(Figure contents as structured data)
+ + +

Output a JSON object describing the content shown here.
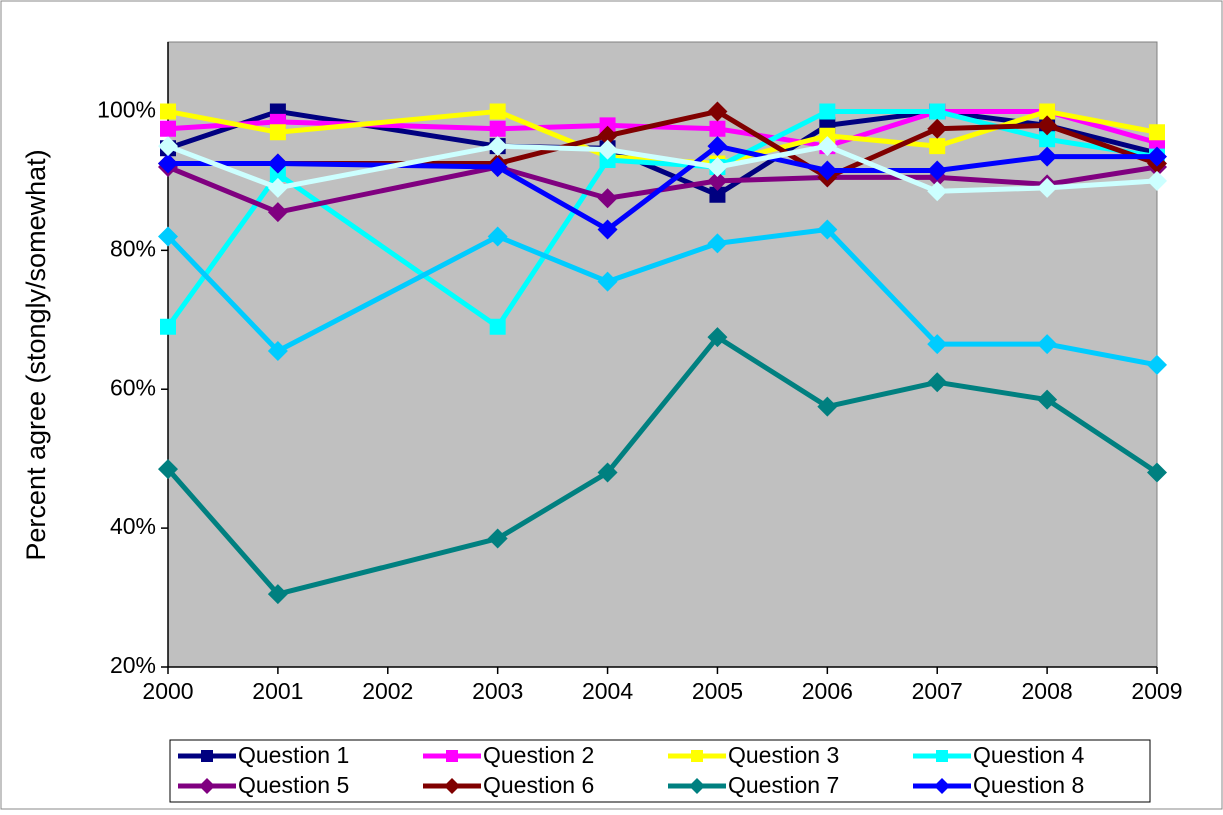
{
  "chart_data": {
    "type": "line",
    "y_label": "Percent agree (stongly/somewhat)",
    "x": [
      2000,
      2001,
      2003,
      2004,
      2005,
      2006,
      2007,
      2008,
      2009
    ],
    "xlim": [
      2000,
      2009
    ],
    "xticks": [
      2000,
      2001,
      2002,
      2003,
      2004,
      2005,
      2006,
      2007,
      2008,
      2009
    ],
    "ylim": [
      20,
      110
    ],
    "yticks": [
      {
        "value": 20,
        "label": "20%"
      },
      {
        "value": 40,
        "label": "40%"
      },
      {
        "value": 60,
        "label": "60%"
      },
      {
        "value": 80,
        "label": "80%"
      },
      {
        "value": 100,
        "label": "100%"
      }
    ],
    "plot_background": "#c0c0c0",
    "series": [
      {
        "name": "Question 1",
        "color": "#000080",
        "marker": "square",
        "values": [
          94.7,
          100,
          95,
          94.7,
          88,
          98,
          100,
          98,
          94
        ]
      },
      {
        "name": "Question 2",
        "color": "#ff00ff",
        "marker": "square",
        "values": [
          97.5,
          98.5,
          97.5,
          98,
          97.5,
          95,
          100,
          100,
          95.5
        ]
      },
      {
        "name": "Question 3",
        "color": "#ffff00",
        "marker": "square",
        "values": [
          100,
          97,
          100,
          93.5,
          92.5,
          96.5,
          95,
          100,
          97
        ]
      },
      {
        "name": "Question 4",
        "color": "#00ffff",
        "marker": "square",
        "values": [
          69,
          91,
          69,
          93,
          92,
          100,
          100,
          96,
          93.5
        ]
      },
      {
        "name": "Question 5",
        "color": "#800080",
        "marker": "diamond",
        "values": [
          92,
          85.5,
          92,
          87.5,
          90,
          90.5,
          90.5,
          89.5,
          92
        ]
      },
      {
        "name": "Question 6",
        "color": "#800000",
        "marker": "diamond",
        "values": [
          92.5,
          92.5,
          92.5,
          96.5,
          100,
          90.5,
          97.5,
          98,
          92.5
        ]
      },
      {
        "name": "Question 7",
        "color": "#008080",
        "marker": "diamond",
        "values": [
          48.5,
          30.5,
          38.5,
          48,
          67.5,
          57.5,
          61,
          58.5,
          48
        ]
      },
      {
        "name": "Question 8",
        "color": "#0000ff",
        "marker": "diamond",
        "values": [
          92.5,
          92.5,
          92,
          83,
          95,
          91.5,
          91.5,
          93.5,
          93.5
        ]
      },
      {
        "color": "#00ccff",
        "marker": "diamond",
        "values": [
          82,
          65.5,
          82,
          75.5,
          81,
          83,
          66.5,
          66.5,
          63.5
        ]
      },
      {
        "color": "#ccffff",
        "marker": "diamond",
        "values": [
          95,
          89,
          95,
          94.5,
          92,
          95,
          88.5,
          89,
          90
        ]
      }
    ]
  }
}
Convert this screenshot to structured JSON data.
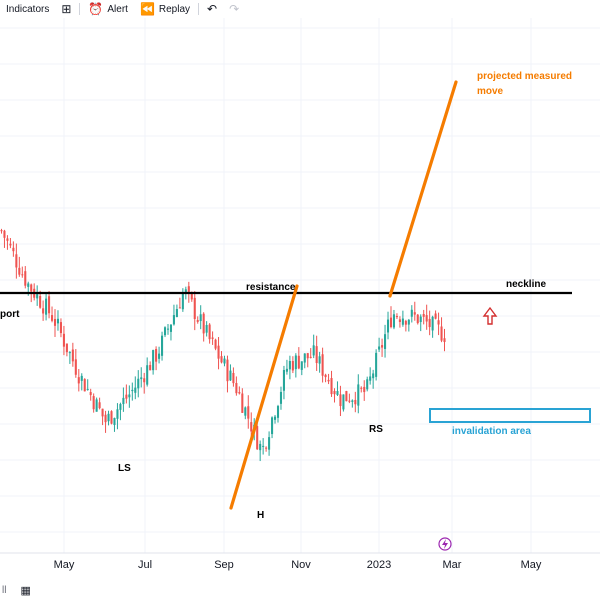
{
  "toolbar": {
    "indicators_label": "Indicators",
    "templates_icon": "grid-icon",
    "alert_label": "Alert",
    "alert_icon": "alarm-clock-icon",
    "replay_label": "Replay",
    "replay_icon": "rewind-icon",
    "undo_icon": "undo-icon",
    "redo_icon": "redo-icon"
  },
  "bottom_bar": {
    "left_text": "ll",
    "calendar_icon": "calendar-icon"
  },
  "colors": {
    "up": "#26a69a",
    "down": "#ef5350",
    "neckline": "#000000",
    "projection": "#f57c00",
    "annotation_orange": "#f57c00",
    "invalidation": "#29a3d4",
    "arrow": "#d32f2f",
    "grid": "#f0f3fa",
    "event_marker": "#9c27b0"
  },
  "chart_data": {
    "type": "candlestick",
    "x_axis_ticks": [
      "May",
      "Jul",
      "Sep",
      "Nov",
      "2023",
      "Mar",
      "May"
    ],
    "price_path": {
      "description_points": [
        {
          "date": "Mar",
          "price": 0.78
        },
        {
          "date": "Apr",
          "price": 0.55
        },
        {
          "date": "May",
          "price": 0.4
        },
        {
          "date": "early Jun",
          "price": 0.15
        },
        {
          "date": "mid Jun",
          "price": -0.05
        },
        {
          "date": "Jul",
          "price": 0.08
        },
        {
          "date": "Aug",
          "price": 0.25
        },
        {
          "date": "late Aug",
          "price": 0.52
        },
        {
          "date": "Sep",
          "price": 0.3
        },
        {
          "date": "early Oct",
          "price": 0.1
        },
        {
          "date": "mid Oct",
          "price": -0.18
        },
        {
          "date": "Nov",
          "price": 0.2
        },
        {
          "date": "Dec",
          "price": 0.24
        },
        {
          "date": "late Dec",
          "price": 0.05
        },
        {
          "date": "Jan",
          "price": 0.08
        },
        {
          "date": "early Feb",
          "price": 0.42
        },
        {
          "date": "Feb",
          "price": 0.4
        },
        {
          "date": "late Feb",
          "price": 0.33
        }
      ]
    },
    "annotations": {
      "neckline_label": "neckline",
      "resistance_label": "resistance",
      "support_label_partial": "port",
      "left_shoulder": "LS",
      "head": "H",
      "right_shoulder": "RS",
      "projection_label_line1": "projected measured",
      "projection_label_line2": "move",
      "invalidation_label": "invalidation area"
    },
    "grid": true,
    "legend": "none"
  }
}
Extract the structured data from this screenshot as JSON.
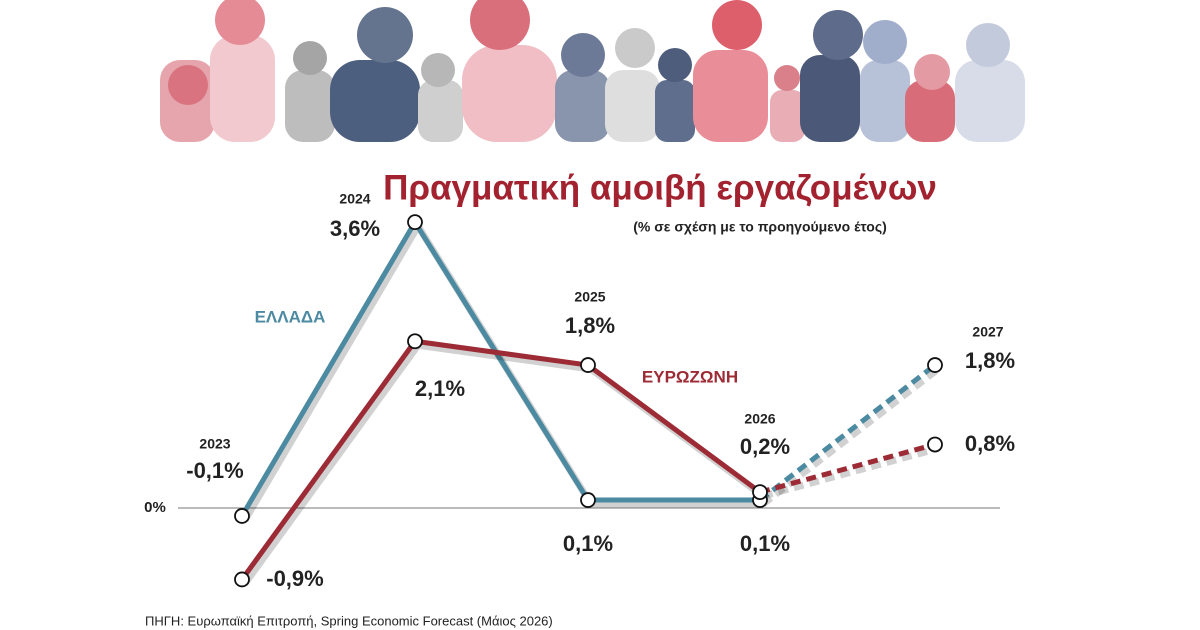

+ + +

Print all of the records shown above exactly, leaving out each picture.

Output a JSON object describing the content shown here.
{
  "chart_data": {
    "type": "line",
    "y_label": "Percent agree (stongly/somewhat)",
    "x": [
      2000,
      2001,
      2003,
      2004,
      2005,
      2006,
      2007,
      2008,
      2009
    ],
    "xlim": [
      2000,
      2009
    ],
    "xticks": [
      2000,
      2001,
      2002,
      2003,
      2004,
      2005,
      2006,
      2007,
      2008,
      2009
    ],
    "ylim": [
      20,
      110
    ],
    "yticks": [
      {
        "value": 20,
        "label": "20%"
      },
      {
        "value": 40,
        "label": "40%"
      },
      {
        "value": 60,
        "label": "60%"
      },
      {
        "value": 80,
        "label": "80%"
      },
      {
        "value": 100,
        "label": "100%"
      }
    ],
    "plot_background": "#c0c0c0",
    "series": [
      {
        "name": "Question 1",
        "color": "#000080",
        "marker": "square",
        "values": [
          94.7,
          100,
          95,
          94.7,
          88,
          98,
          100,
          98,
          94
        ]
      },
      {
        "name": "Question 2",
        "color": "#ff00ff",
        "marker": "square",
        "values": [
          97.5,
          98.5,
          97.5,
          98,
          97.5,
          95,
          100,
          100,
          95.5
        ]
      },
      {
        "name": "Question 3",
        "color": "#ffff00",
        "marker": "square",
        "values": [
          100,
          97,
          100,
          93.5,
          92.5,
          96.5,
          95,
          100,
          97
        ]
      },
      {
        "name": "Question 4",
        "color": "#00ffff",
        "marker": "square",
        "values": [
          69,
          91,
          69,
          93,
          92,
          100,
          100,
          96,
          93.5
        ]
      },
      {
        "name": "Question 5",
        "color": "#800080",
        "marker": "diamond",
        "values": [
          92,
          85.5,
          92,
          87.5,
          90,
          90.5,
          90.5,
          89.5,
          92
        ]
      },
      {
        "name": "Question 6",
        "color": "#800000",
        "marker": "diamond",
        "values": [
          92.5,
          92.5,
          92.5,
          96.5,
          100,
          90.5,
          97.5,
          98,
          92.5
        ]
      },
      {
        "name": "Question 7",
        "color": "#008080",
        "marker": "diamond",
        "values": [
          48.5,
          30.5,
          38.5,
          48,
          67.5,
          57.5,
          61,
          58.5,
          48
        ]
      },
      {
        "name": "Question 8",
        "color": "#0000ff",
        "marker": "diamond",
        "values": [
          92.5,
          92.5,
          92,
          83,
          95,
          91.5,
          91.5,
          93.5,
          93.5
        ]
      },
      {
        "color": "#00ccff",
        "marker": "diamond",
        "values": [
          82,
          65.5,
          82,
          75.5,
          81,
          83,
          66.5,
          66.5,
          63.5
        ]
      },
      {
        "color": "#ccffff",
        "marker": "diamond",
        "values": [
          95,
          89,
          95,
          94.5,
          92,
          95,
          88.5,
          89,
          90
        ]
      }
    ]
  }
}
Convert this screenshot to structured JSON data.
{
  "toolbar": {
    "indicators_label": "Indicators",
    "templates_icon": "grid-icon",
    "alert_label": "Alert",
    "alert_icon": "alarm-clock-icon",
    "replay_label": "Replay",
    "replay_icon": "rewind-icon",
    "undo_icon": "undo-icon",
    "redo_icon": "redo-icon"
  },
  "bottom_bar": {
    "left_text": "ll",
    "calendar_icon": "calendar-icon"
  },
  "colors": {
    "up": "#26a69a",
    "down": "#ef5350",
    "neckline": "#000000",
    "projection": "#f57c00",
    "annotation_orange": "#f57c00",
    "invalidation": "#29a3d4",
    "arrow": "#d32f2f",
    "grid": "#f0f3fa",
    "event_marker": "#9c27b0"
  },
  "chart_data": {
    "type": "candlestick",
    "x_axis_ticks": [
      "May",
      "Jul",
      "Sep",
      "Nov",
      "2023",
      "Mar",
      "May"
    ],
    "price_path": {
      "description_points": [
        {
          "date": "Mar",
          "price": 0.78
        },
        {
          "date": "Apr",
          "price": 0.55
        },
        {
          "date": "May",
          "price": 0.4
        },
        {
          "date": "early Jun",
          "price": 0.15
        },
        {
          "date": "mid Jun",
          "price": -0.05
        },
        {
          "date": "Jul",
          "price": 0.08
        },
        {
          "date": "Aug",
          "price": 0.25
        },
        {
          "date": "late Aug",
          "price": 0.52
        },
        {
          "date": "Sep",
          "price": 0.3
        },
        {
          "date": "early Oct",
          "price": 0.1
        },
        {
          "date": "mid Oct",
          "price": -0.18
        },
        {
          "date": "Nov",
          "price": 0.2
        },
        {
          "date": "Dec",
          "price": 0.24
        },
        {
          "date": "late Dec",
          "price": 0.05
        },
        {
          "date": "Jan",
          "price": 0.08
        },
        {
          "date": "early Feb",
          "price": 0.42
        },
        {
          "date": "Feb",
          "price": 0.4
        },
        {
          "date": "late Feb",
          "price": 0.33
        }
      ]
    },
    "annotations": {
      "neckline_label": "neckline",
      "resistance_label": "resistance",
      "support_label_partial": "port",
      "left_shoulder": "LS",
      "head": "H",
      "right_shoulder": "RS",
      "projection_label_line1": "projected measured",
      "projection_label_line2": "move",
      "invalidation_label": "invalidation area"
    },
    "grid": true,
    "legend": "none"
  }
}
Extract the structured data from this screenshot as JSON.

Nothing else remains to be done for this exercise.